● TASK STATEMENT
Lines containing the word "Morning" are to be located and copied.

** start of INFORMATION SHOWN **

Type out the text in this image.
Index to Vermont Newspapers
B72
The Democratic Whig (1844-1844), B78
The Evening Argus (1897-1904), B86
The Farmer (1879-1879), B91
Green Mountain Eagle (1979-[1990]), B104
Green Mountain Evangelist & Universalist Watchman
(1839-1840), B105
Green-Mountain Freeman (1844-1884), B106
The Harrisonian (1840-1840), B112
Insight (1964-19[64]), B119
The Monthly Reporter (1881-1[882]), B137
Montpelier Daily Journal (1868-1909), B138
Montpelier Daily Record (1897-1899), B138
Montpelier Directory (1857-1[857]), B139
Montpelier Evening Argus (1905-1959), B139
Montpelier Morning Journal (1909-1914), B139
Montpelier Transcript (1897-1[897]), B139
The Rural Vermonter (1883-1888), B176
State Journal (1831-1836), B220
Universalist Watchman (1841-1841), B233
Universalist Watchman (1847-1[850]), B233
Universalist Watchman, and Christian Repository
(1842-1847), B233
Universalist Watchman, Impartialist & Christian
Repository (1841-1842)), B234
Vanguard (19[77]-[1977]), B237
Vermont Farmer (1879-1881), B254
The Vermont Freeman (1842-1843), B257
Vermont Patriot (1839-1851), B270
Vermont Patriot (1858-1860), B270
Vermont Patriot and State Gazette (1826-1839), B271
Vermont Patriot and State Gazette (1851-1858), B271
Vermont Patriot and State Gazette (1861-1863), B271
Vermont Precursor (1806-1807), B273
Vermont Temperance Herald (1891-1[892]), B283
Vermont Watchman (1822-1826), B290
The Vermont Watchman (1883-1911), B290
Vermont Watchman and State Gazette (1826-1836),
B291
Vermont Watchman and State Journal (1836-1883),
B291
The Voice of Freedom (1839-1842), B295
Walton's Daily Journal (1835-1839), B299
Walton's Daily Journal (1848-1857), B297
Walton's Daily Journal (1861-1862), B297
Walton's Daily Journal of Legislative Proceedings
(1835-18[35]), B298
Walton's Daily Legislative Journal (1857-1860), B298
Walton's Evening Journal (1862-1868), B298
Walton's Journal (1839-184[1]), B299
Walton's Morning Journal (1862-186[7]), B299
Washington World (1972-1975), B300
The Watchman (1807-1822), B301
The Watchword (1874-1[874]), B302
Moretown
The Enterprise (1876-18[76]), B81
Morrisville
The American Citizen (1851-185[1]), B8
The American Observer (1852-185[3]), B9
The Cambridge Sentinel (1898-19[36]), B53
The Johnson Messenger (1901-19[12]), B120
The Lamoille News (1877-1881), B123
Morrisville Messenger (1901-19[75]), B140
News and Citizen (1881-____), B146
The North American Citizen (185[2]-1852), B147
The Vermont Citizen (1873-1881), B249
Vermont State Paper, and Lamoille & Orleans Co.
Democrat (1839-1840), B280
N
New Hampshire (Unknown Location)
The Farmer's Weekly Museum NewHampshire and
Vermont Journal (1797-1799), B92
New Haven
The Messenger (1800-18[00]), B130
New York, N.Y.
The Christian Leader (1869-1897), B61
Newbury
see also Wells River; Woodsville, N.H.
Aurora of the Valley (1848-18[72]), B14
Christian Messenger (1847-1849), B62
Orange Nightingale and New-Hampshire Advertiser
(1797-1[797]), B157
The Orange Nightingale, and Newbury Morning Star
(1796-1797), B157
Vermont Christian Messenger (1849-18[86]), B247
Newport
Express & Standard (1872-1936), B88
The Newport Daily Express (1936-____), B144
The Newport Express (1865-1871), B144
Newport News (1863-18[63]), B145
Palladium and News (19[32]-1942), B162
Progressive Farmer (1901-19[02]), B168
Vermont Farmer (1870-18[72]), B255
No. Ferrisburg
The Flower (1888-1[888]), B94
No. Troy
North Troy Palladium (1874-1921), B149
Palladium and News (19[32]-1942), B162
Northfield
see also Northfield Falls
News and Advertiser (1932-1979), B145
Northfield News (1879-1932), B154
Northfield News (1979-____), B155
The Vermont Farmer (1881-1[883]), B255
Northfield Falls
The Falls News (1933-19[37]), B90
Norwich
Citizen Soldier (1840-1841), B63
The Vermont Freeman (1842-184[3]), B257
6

** end of INFORMATION SHOWN **

● OUTPUT
Montpelier Morning Journal (1909-1914), B139
Walton's Morning Journal (1862-186[7]), B299
The Orange Nightingale, and Newbury Morning Star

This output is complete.